Text to read >>
With an increasing focus on how the UK is going to meet its net zero commitment by 2050, lower-carbon or emission-free alternatives to the current state of play are attracting more scrutiny.
Since transport overtook the power sector in 2016 as the leading source of UK emissions, encouraging the rapid uptake of electric vehicles (EVs) is considered by many to be a necessity.
Especially since carbon emissions from transport are showing no signs of abating. 2018 saw a 2% rise from the previous year, with the increase attributed to diesel and petrol use.
Calls to bring petrol ban forward
That’s why there are calls on the government to bring forward the proposed ban on petrol and diesel car sales to 2035 or sooner, rather than the current goal of 2040.
The government is also being asked to reconsider financial incentives to assist in the uptake of low-carbon transport. And it’s being tasked with installing more public chargers to fulfil future demand.
In a recent YouGov survey of more than 2000 Britons, 74% cited concerns about finding somewhere to charge an EV as a barrier to ownership. Some 81% also highlighted battery charge and range, and 64% the purchase price.

Available data >>
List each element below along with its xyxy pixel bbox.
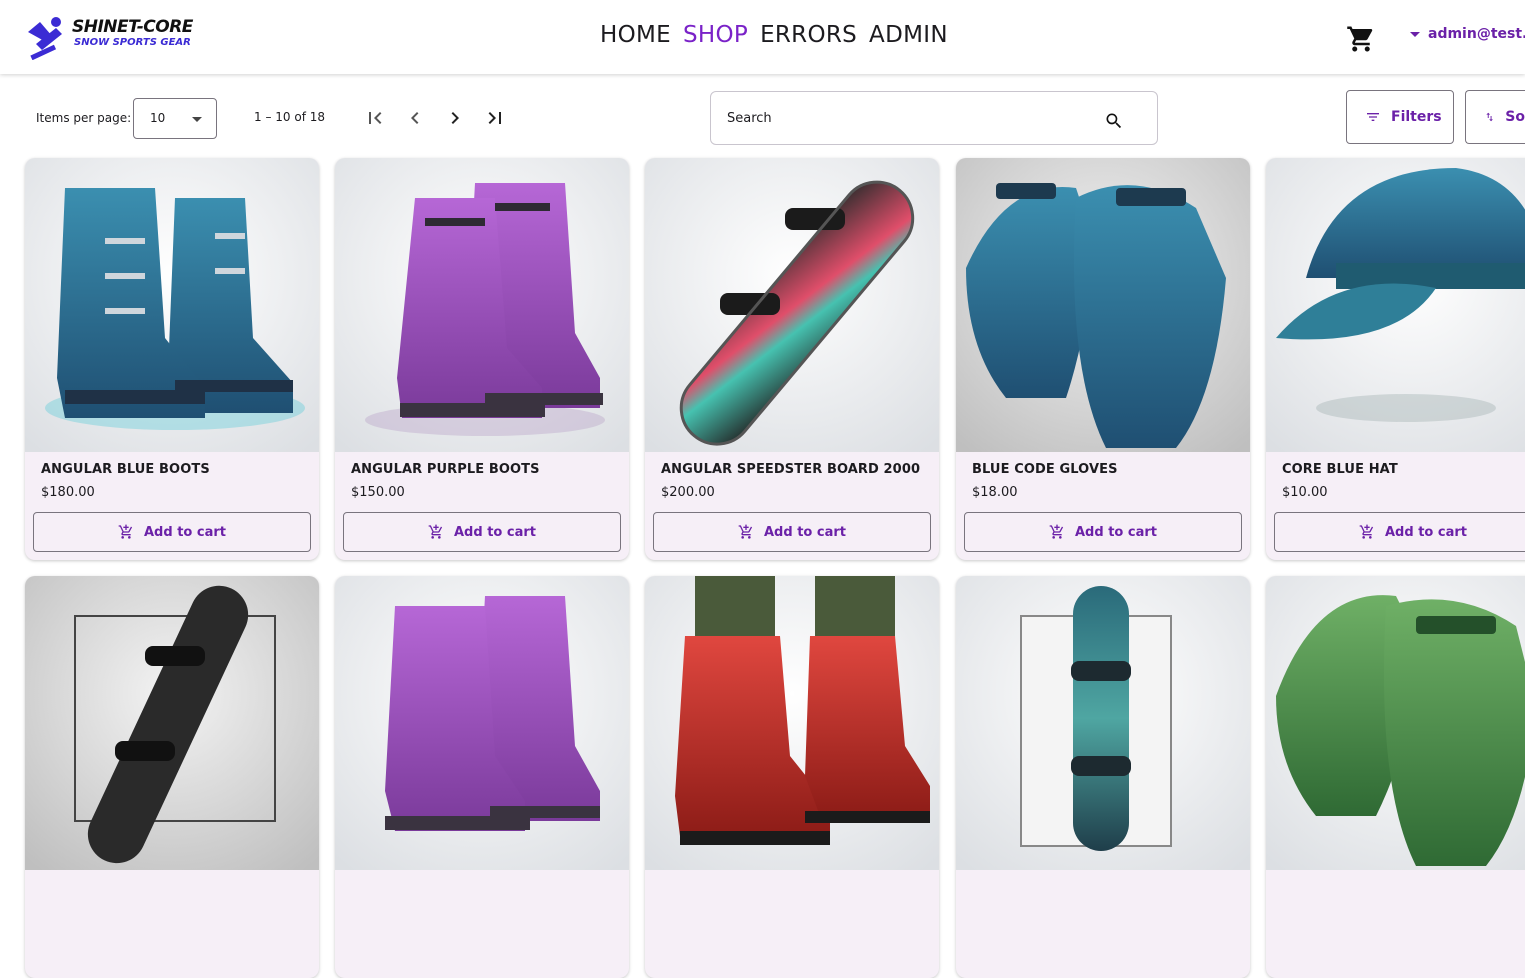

What you will do >>
Continue the piece on UK electric vehicle uptake from its last sentence. The data has no connection to the UK electric vehicle text.

Written response >>
Price is key for would-be EV purchasers
Yet more than half (57%) of those questioned would consider buying an EV if it was “the right price”. This increased to 73% among 18 to 24 year olds.
Certainly, since the government reduced or cut grants for plug-in hybrid EVs (PHEVs) last Autumn, sales have dropped.
In July 2019, data from the Society of Motor Manufacturers and Traders (SMMT) showed sales of PHEVs were down almost 50% compared to the previous July.
But over the same period, registrations of fully electric vehicles were up 158%, from 880 in July 2018 to 2,271 in July 2019.
This contrasts to a drop in new diesel car registrations, which were down by more than one-fifth (22.1%) year-on-year.
EV market share growing – but still low
However, in terms of market share, pure EVs still only accounted for 1% of overall car sales in the year from July 2018 to July 2019. And while this is forecast to increase to 2.2% by 2020, it’s still not going to make a dramatic dent in the carbon emissions from transport.
Concerns about the high emissions required to produce EVs also call into question their ability to significantly reduce the overall carbon-intensity of transport.
Low-emission vehicles not the answer
A recent report from a cross-party group of MPs looking at the policy landscape needed to support the UK’s net zero goal said: “The government should not aim to achieve emissions reductions simply by replacing existing vehicles with lower-emissions versions.”
We could therefore see policies that encourage greater uptake of public transport and shared car ownership, especially since the report also notes: “In the long term, widespread personal vehicle ownership… does not appear to be compatible with significant decarbonisation.”
So, as with many areas of the UK’s low-carbon transition, dramatic change is on the horizon.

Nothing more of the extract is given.